## Begin Information given

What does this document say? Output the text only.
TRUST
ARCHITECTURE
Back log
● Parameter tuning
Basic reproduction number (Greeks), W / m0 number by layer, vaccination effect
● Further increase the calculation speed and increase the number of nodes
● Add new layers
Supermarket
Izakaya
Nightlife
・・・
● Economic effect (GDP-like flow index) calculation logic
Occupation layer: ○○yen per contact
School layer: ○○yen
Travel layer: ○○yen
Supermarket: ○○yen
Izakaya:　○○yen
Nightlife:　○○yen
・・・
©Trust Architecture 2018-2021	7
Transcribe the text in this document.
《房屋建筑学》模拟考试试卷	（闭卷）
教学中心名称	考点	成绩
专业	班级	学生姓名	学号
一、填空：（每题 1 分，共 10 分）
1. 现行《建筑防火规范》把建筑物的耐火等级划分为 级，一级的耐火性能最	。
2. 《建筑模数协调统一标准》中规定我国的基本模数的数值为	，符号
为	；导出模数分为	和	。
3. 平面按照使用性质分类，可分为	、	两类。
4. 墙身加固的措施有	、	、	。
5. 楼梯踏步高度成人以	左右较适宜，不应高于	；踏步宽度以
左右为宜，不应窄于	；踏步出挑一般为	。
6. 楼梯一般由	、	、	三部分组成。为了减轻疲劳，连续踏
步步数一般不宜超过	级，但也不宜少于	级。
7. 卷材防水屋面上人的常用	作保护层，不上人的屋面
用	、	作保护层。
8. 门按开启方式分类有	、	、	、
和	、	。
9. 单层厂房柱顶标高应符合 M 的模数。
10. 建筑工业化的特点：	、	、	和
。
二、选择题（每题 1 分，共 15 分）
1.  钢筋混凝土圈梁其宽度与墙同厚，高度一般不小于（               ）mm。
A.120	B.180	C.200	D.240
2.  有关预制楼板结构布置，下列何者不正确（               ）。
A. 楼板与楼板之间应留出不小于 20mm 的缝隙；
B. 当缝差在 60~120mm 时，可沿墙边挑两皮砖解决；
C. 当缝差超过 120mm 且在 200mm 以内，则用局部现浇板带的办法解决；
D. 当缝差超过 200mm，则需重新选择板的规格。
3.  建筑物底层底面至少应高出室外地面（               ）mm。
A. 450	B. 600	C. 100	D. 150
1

## End Information given

• What the exercise asks:
Show every line in the entries where the string "effect" occurs.

• Answer to this exercise:
Basic reproduction number (Greeks), W / m0 number by layer, vaccination effect
● Economic effect (GDP-like flow index) calculation logic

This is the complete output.